"""

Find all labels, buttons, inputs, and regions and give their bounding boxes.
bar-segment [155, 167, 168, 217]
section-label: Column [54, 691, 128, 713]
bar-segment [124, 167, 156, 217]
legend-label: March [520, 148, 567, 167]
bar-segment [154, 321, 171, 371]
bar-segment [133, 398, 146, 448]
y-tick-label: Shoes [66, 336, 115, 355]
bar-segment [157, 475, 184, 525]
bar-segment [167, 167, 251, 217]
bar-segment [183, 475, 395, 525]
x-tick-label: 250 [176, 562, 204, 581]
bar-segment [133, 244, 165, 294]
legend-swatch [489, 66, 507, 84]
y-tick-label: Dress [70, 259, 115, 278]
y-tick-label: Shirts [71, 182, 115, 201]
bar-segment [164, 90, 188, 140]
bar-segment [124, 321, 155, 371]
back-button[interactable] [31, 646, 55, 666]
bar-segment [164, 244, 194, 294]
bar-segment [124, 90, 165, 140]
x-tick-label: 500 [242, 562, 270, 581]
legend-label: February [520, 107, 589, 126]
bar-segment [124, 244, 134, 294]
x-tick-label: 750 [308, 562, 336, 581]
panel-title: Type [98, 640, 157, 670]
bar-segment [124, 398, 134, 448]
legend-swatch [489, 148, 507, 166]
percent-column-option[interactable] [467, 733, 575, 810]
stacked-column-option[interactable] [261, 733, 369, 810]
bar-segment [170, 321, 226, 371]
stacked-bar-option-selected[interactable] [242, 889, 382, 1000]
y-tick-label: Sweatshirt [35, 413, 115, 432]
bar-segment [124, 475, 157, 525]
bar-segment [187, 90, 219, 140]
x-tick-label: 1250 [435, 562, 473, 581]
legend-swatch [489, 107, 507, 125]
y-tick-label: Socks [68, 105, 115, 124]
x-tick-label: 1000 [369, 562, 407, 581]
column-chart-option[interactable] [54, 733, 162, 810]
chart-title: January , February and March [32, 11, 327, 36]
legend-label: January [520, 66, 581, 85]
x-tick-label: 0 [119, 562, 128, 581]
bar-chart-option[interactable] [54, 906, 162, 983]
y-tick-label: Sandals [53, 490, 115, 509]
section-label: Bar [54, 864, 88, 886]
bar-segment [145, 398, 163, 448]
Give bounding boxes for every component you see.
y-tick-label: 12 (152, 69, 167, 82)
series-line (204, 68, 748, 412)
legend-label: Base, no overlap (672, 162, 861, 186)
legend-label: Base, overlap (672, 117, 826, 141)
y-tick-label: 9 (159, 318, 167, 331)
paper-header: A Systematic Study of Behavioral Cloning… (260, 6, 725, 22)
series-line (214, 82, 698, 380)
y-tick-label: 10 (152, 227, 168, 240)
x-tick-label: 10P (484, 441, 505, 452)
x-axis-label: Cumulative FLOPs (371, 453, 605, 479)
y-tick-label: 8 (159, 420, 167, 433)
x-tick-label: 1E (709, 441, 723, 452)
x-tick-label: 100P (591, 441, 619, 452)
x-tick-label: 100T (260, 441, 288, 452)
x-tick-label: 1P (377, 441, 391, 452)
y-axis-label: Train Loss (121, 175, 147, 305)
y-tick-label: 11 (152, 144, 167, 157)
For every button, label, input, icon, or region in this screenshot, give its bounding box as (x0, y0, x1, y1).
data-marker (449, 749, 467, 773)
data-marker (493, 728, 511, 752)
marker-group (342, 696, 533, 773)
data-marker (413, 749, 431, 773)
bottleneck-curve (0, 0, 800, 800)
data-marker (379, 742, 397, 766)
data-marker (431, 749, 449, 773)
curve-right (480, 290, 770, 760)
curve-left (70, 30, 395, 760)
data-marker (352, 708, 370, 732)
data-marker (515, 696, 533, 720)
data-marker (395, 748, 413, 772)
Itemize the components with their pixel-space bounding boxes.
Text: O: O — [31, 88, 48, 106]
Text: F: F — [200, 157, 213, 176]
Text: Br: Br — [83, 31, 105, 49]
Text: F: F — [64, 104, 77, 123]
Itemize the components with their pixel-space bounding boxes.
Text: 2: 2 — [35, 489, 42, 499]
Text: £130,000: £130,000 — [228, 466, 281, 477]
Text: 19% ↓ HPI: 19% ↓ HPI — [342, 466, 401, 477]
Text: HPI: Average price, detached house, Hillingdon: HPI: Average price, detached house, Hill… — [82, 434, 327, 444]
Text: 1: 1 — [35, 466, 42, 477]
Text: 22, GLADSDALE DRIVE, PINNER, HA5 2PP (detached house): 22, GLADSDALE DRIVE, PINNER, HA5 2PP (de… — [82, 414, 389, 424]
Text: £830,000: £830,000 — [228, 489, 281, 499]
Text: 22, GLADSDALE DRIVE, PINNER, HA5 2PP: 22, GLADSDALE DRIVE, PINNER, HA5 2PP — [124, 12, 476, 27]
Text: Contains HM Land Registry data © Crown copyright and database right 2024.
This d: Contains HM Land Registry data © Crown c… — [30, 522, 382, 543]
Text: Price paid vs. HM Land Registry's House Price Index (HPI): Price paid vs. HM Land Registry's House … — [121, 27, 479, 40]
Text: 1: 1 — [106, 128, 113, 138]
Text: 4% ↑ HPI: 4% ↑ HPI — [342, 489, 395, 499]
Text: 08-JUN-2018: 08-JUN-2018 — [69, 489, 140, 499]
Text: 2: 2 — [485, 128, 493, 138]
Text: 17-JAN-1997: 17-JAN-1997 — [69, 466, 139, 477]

"""

**Exercise instructions**
Print the entries starting at the very beginning and ending with the line that contains "y-tick-label: Dress [70, 259, 115, 278]", including both ends, and reproduce every line without any change.

**Completed task**
Find all labels, buttons, inputs, and regions and give their bounding boxes.
bar-segment [155, 167, 168, 217]
section-label: Column [54, 691, 128, 713]
bar-segment [124, 167, 156, 217]
legend-label: March [520, 148, 567, 167]
bar-segment [154, 321, 171, 371]
bar-segment [133, 398, 146, 448]
y-tick-label: Shoes [66, 336, 115, 355]
bar-segment [157, 475, 184, 525]
bar-segment [167, 167, 251, 217]
bar-segment [183, 475, 395, 525]
x-tick-label: 250 [176, 562, 204, 581]
bar-segment [133, 244, 165, 294]
legend-swatch [489, 66, 507, 84]
y-tick-label: Dress [70, 259, 115, 278]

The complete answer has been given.